— START OF RECORDS SUPPLIED —

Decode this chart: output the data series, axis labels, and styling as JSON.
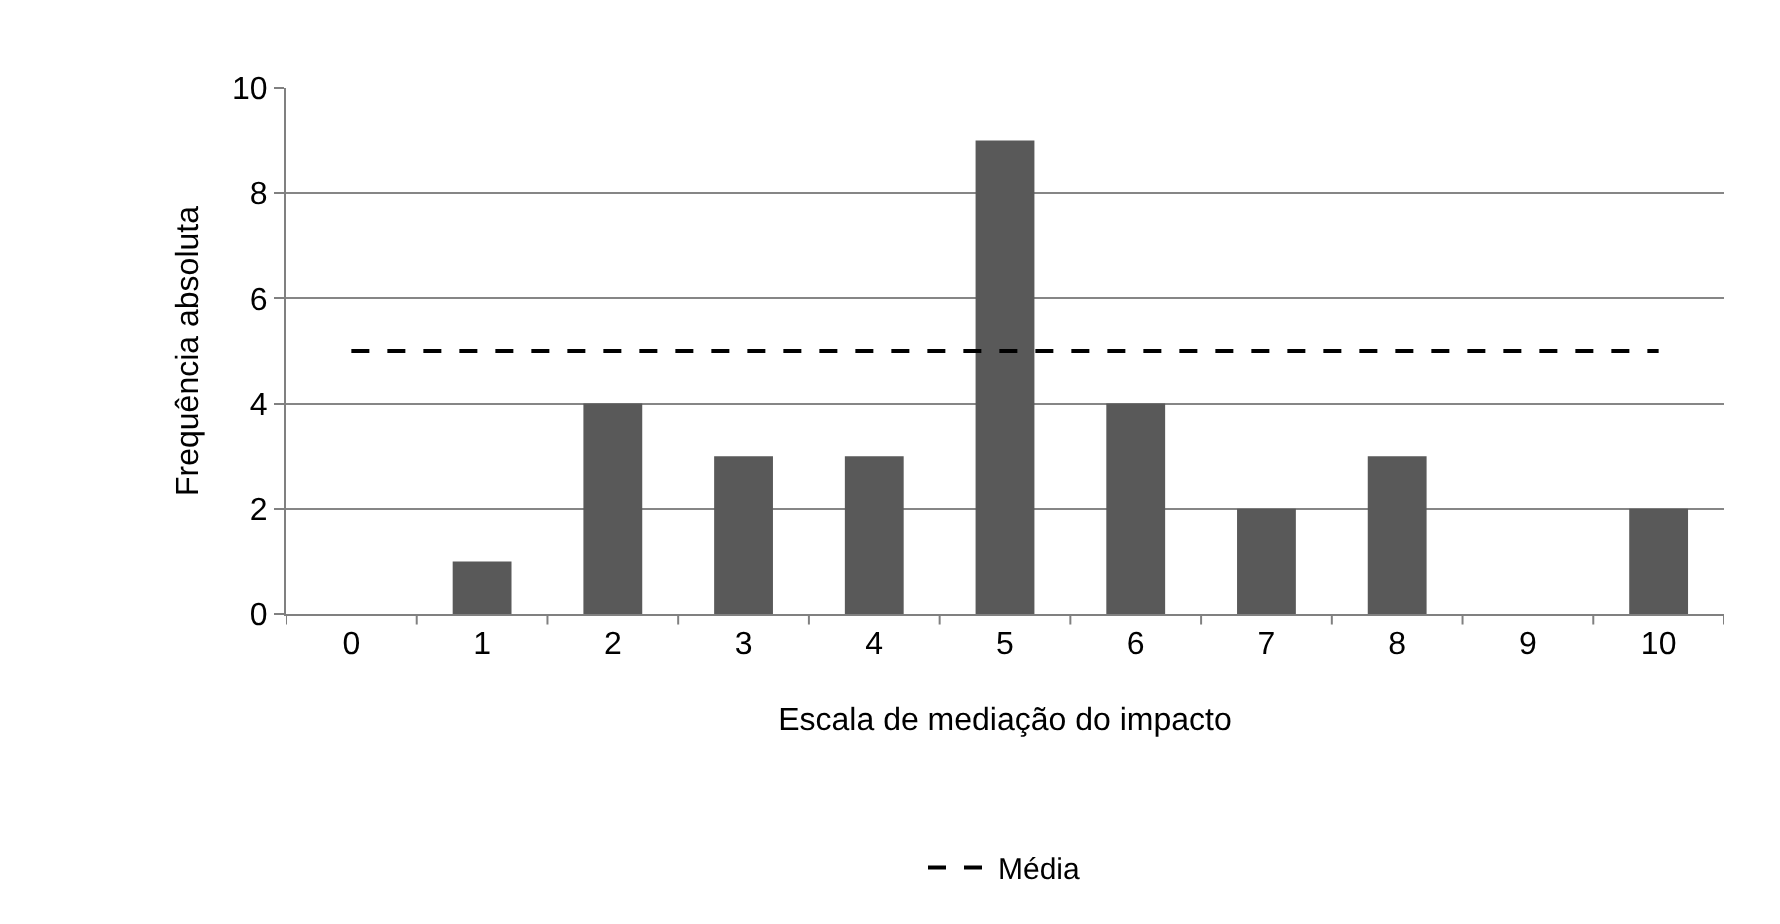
{
  "chart_data": {
    "type": "bar",
    "xlabel": "Escala de mediação do impacto",
    "ylabel": "Frequência absoluta",
    "categories": [
      "0",
      "1",
      "2",
      "3",
      "4",
      "5",
      "6",
      "7",
      "8",
      "9",
      "10"
    ],
    "values": [
      0,
      1,
      4,
      3,
      3,
      9,
      4,
      2,
      3,
      0,
      2
    ],
    "color": "#595959",
    "ylim": [
      0,
      10
    ],
    "yticks": [
      0,
      2,
      4,
      6,
      8,
      10
    ],
    "grid": "y",
    "legend": "bottom",
    "ref_lines": [
      {
        "axis": "y",
        "value": 5,
        "label": "Média",
        "color": "#000000",
        "line_style": "dashed"
      }
    ]
  }
}
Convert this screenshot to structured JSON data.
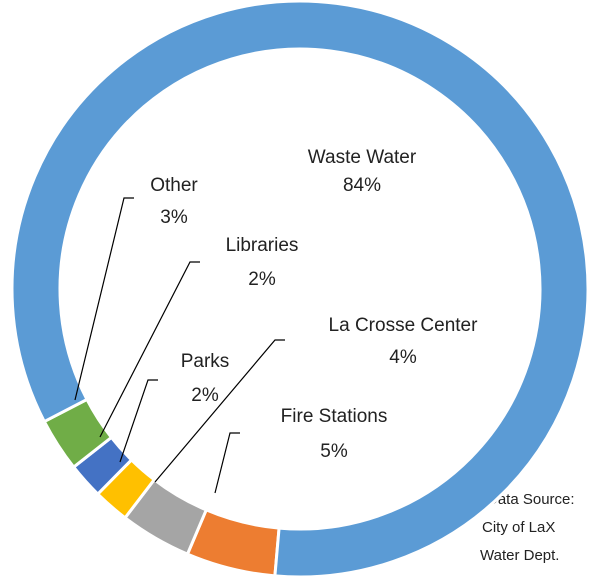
{
  "chart_data": {
    "type": "donut",
    "categories": [
      "Fire Stations",
      "La Crosse Center",
      "Parks",
      "Libraries",
      "Other",
      "Waste Water"
    ],
    "values": [
      5,
      4,
      2,
      2,
      3,
      84
    ],
    "value_labels": [
      "5%",
      "4%",
      "2%",
      "2%",
      "3%",
      "84%"
    ],
    "colors": [
      "#ed7d31",
      "#a5a5a5",
      "#ffc000",
      "#4472c4",
      "#70ad47",
      "#5b9bd5"
    ],
    "note": [
      "Data Source:",
      "City of LaX",
      "Water Dept."
    ]
  }
}
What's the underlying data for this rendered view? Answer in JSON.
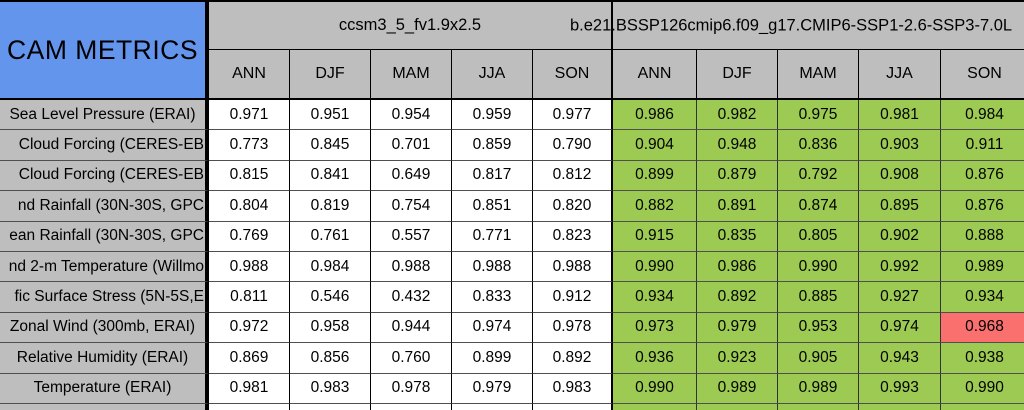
{
  "chart_data": {
    "type": "table",
    "title": "CAM METRICS",
    "column_groups": [
      {
        "name": "ccsm3_5_fv1.9x2.5",
        "seasons": [
          "ANN",
          "DJF",
          "MAM",
          "JJA",
          "SON"
        ]
      },
      {
        "name": "b.e21.BSSP126cmip6.f09_g17.CMIP6-SSP1-2.6-SSP3-7.0L",
        "seasons": [
          "ANN",
          "DJF",
          "MAM",
          "JJA",
          "SON"
        ]
      }
    ],
    "columns": [
      "ANN",
      "DJF",
      "MAM",
      "JJA",
      "SON",
      "ANN",
      "DJF",
      "MAM",
      "JJA",
      "SON"
    ],
    "rows": [
      {
        "label": "Sea Level Pressure (ERAI)",
        "values": [
          "0.971",
          "0.951",
          "0.954",
          "0.959",
          "0.977",
          "0.986",
          "0.982",
          "0.975",
          "0.981",
          "0.984"
        ]
      },
      {
        "label": "Cloud Forcing (CERES-EB",
        "values": [
          "0.773",
          "0.845",
          "0.701",
          "0.859",
          "0.790",
          "0.904",
          "0.948",
          "0.836",
          "0.903",
          "0.911"
        ]
      },
      {
        "label": "Cloud Forcing (CERES-EB",
        "values": [
          "0.815",
          "0.841",
          "0.649",
          "0.817",
          "0.812",
          "0.899",
          "0.879",
          "0.792",
          "0.908",
          "0.876"
        ]
      },
      {
        "label": "nd Rainfall (30N-30S, GPC",
        "values": [
          "0.804",
          "0.819",
          "0.754",
          "0.851",
          "0.820",
          "0.882",
          "0.891",
          "0.874",
          "0.895",
          "0.876"
        ]
      },
      {
        "label": "ean Rainfall (30N-30S, GPC",
        "values": [
          "0.769",
          "0.761",
          "0.557",
          "0.771",
          "0.823",
          "0.915",
          "0.835",
          "0.805",
          "0.902",
          "0.888"
        ]
      },
      {
        "label": "nd 2-m Temperature (Willmo",
        "values": [
          "0.988",
          "0.984",
          "0.988",
          "0.988",
          "0.988",
          "0.990",
          "0.986",
          "0.990",
          "0.992",
          "0.989"
        ]
      },
      {
        "label": "fic Surface Stress (5N-5S,E",
        "values": [
          "0.811",
          "0.546",
          "0.432",
          "0.833",
          "0.912",
          "0.934",
          "0.892",
          "0.885",
          "0.927",
          "0.934"
        ]
      },
      {
        "label": "Zonal Wind (300mb, ERAI)",
        "values": [
          "0.972",
          "0.958",
          "0.944",
          "0.974",
          "0.978",
          "0.973",
          "0.979",
          "0.953",
          "0.974",
          "0.968"
        ]
      },
      {
        "label": "Relative Humidity (ERAI)",
        "values": [
          "0.869",
          "0.856",
          "0.760",
          "0.899",
          "0.892",
          "0.936",
          "0.923",
          "0.905",
          "0.943",
          "0.938"
        ]
      },
      {
        "label": "Temperature (ERAI)",
        "values": [
          "0.981",
          "0.983",
          "0.978",
          "0.979",
          "0.983",
          "0.990",
          "0.989",
          "0.989",
          "0.993",
          "0.990"
        ]
      }
    ],
    "highlight": {
      "row_index": 7,
      "col_index": 9,
      "color": "#f9706e"
    },
    "layout": {
      "grid": "on",
      "legend": "none"
    }
  },
  "colors": {
    "title_bg": "#6495ed",
    "header_bg": "#bebebe",
    "label_bg": "#bebebe",
    "model1_cell_bg": "#ffffff",
    "model2_cell_bg": "#9cca52",
    "highlight_bg": "#f9706e",
    "border": "#000000",
    "text": "#000000"
  }
}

— END OF RECORDS SUPPLIED —

REQUIRED WORK: Copy the records word for word, leaving no picture in the copy.

RESPONSE:
Decode this chart: output the data series, axis labels, and styling as JSON.
{
  "chart_data": {
    "type": "bar",
    "xlabel": "Escala de mediação do impacto",
    "ylabel": "Frequência absoluta",
    "categories": [
      "0",
      "1",
      "2",
      "3",
      "4",
      "5",
      "6",
      "7",
      "8",
      "9",
      "10"
    ],
    "values": [
      0,
      1,
      4,
      3,
      3,
      9,
      4,
      2,
      3,
      0,
      2
    ],
    "color": "#595959",
    "ylim": [
      0,
      10
    ],
    "yticks": [
      0,
      2,
      4,
      6,
      8,
      10
    ],
    "grid": "y",
    "legend": "bottom",
    "ref_lines": [
      {
        "axis": "y",
        "value": 5,
        "label": "Média",
        "color": "#000000",
        "line_style": "dashed"
      }
    ]
  }
}
Convert this screenshot to structured JSON data.
{
  "chart_data": {
    "type": "donut",
    "categories": [
      "Fire Stations",
      "La Crosse Center",
      "Parks",
      "Libraries",
      "Other",
      "Waste Water"
    ],
    "values": [
      5,
      4,
      2,
      2,
      3,
      84
    ],
    "value_labels": [
      "5%",
      "4%",
      "2%",
      "2%",
      "3%",
      "84%"
    ],
    "colors": [
      "#ed7d31",
      "#a5a5a5",
      "#ffc000",
      "#4472c4",
      "#70ad47",
      "#5b9bd5"
    ],
    "note": [
      "Data Source:",
      "City of LaX",
      "Water Dept."
    ]
  }
}
What's the underlying data for this rendered view? Answer in JSON.
{
  "chart_data": {
    "type": "table",
    "title": "CAM METRICS",
    "column_groups": [
      {
        "name": "ccsm3_5_fv1.9x2.5",
        "seasons": [
          "ANN",
          "DJF",
          "MAM",
          "JJA",
          "SON"
        ]
      },
      {
        "name": "b.e21.BSSP126cmip6.f09_g17.CMIP6-SSP1-2.6-SSP3-7.0L",
        "seasons": [
          "ANN",
          "DJF",
          "MAM",
          "JJA",
          "SON"
        ]
      }
    ],
    "columns": [
      "ANN",
      "DJF",
      "MAM",
      "JJA",
      "SON",
      "ANN",
      "DJF",
      "MAM",
      "JJA",
      "SON"
    ],
    "rows": [
      {
        "label": "Sea Level Pressure (ERAI)",
        "values": [
          "0.971",
          "0.951",
          "0.954",
          "0.959",
          "0.977",
          "0.986",
          "0.982",
          "0.975",
          "0.981",
          "0.984"
        ]
      },
      {
        "label": "Cloud Forcing (CERES-EB",
        "values": [
          "0.773",
          "0.845",
          "0.701",
          "0.859",
          "0.790",
          "0.904",
          "0.948",
          "0.836",
          "0.903",
          "0.911"
        ]
      },
      {
        "label": "Cloud Forcing (CERES-EB",
        "values": [
          "0.815",
          "0.841",
          "0.649",
          "0.817",
          "0.812",
          "0.899",
          "0.879",
          "0.792",
          "0.908",
          "0.876"
        ]
      },
      {
        "label": "nd Rainfall (30N-30S, GPC",
        "values": [
          "0.804",
          "0.819",
          "0.754",
          "0.851",
          "0.820",
          "0.882",
          "0.891",
          "0.874",
          "0.895",
          "0.876"
        ]
      },
      {
        "label": "ean Rainfall (30N-30S, GPC",
        "values": [
          "0.769",
          "0.761",
          "0.557",
          "0.771",
          "0.823",
          "0.915",
          "0.835",
          "0.805",
          "0.902",
          "0.888"
        ]
      },
      {
        "label": "nd 2-m Temperature (Willmo",
        "values": [
          "0.988",
          "0.984",
          "0.988",
          "0.988",
          "0.988",
          "0.990",
          "0.986",
          "0.990",
          "0.992",
          "0.989"
        ]
      },
      {
        "label": "fic Surface Stress (5N-5S,E",
        "values": [
          "0.811",
          "0.546",
          "0.432",
          "0.833",
          "0.912",
          "0.934",
          "0.892",
          "0.885",
          "0.927",
          "0.934"
        ]
      },
      {
        "label": "Zonal Wind (300mb, ERAI)",
        "values": [
          "0.972",
          "0.958",
          "0.944",
          "0.974",
          "0.978",
          "0.973",
          "0.979",
          "0.953",
          "0.974",
          "0.968"
        ]
      },
      {
        "label": "Relative Humidity (ERAI)",
        "values": [
          "0.869",
          "0.856",
          "0.760",
          "0.899",
          "0.892",
          "0.936",
          "0.923",
          "0.905",
          "0.943",
          "0.938"
        ]
      },
      {
        "label": "Temperature (ERAI)",
        "values": [
          "0.981",
          "0.983",
          "0.978",
          "0.979",
          "0.983",
          "0.990",
          "0.989",
          "0.989",
          "0.993",
          "0.990"
        ]
      }
    ],
    "highlight": {
      "row_index": 7,
      "col_index": 9,
      "color": "#f9706e"
    },
    "layout": {
      "grid": "on",
      "legend": "none"
    }
  },
  "colors": {
    "title_bg": "#6495ed",
    "header_bg": "#bebebe",
    "label_bg": "#bebebe",
    "model1_cell_bg": "#ffffff",
    "model2_cell_bg": "#9cca52",
    "highlight_bg": "#f9706e",
    "border": "#000000",
    "text": "#000000"
  }
}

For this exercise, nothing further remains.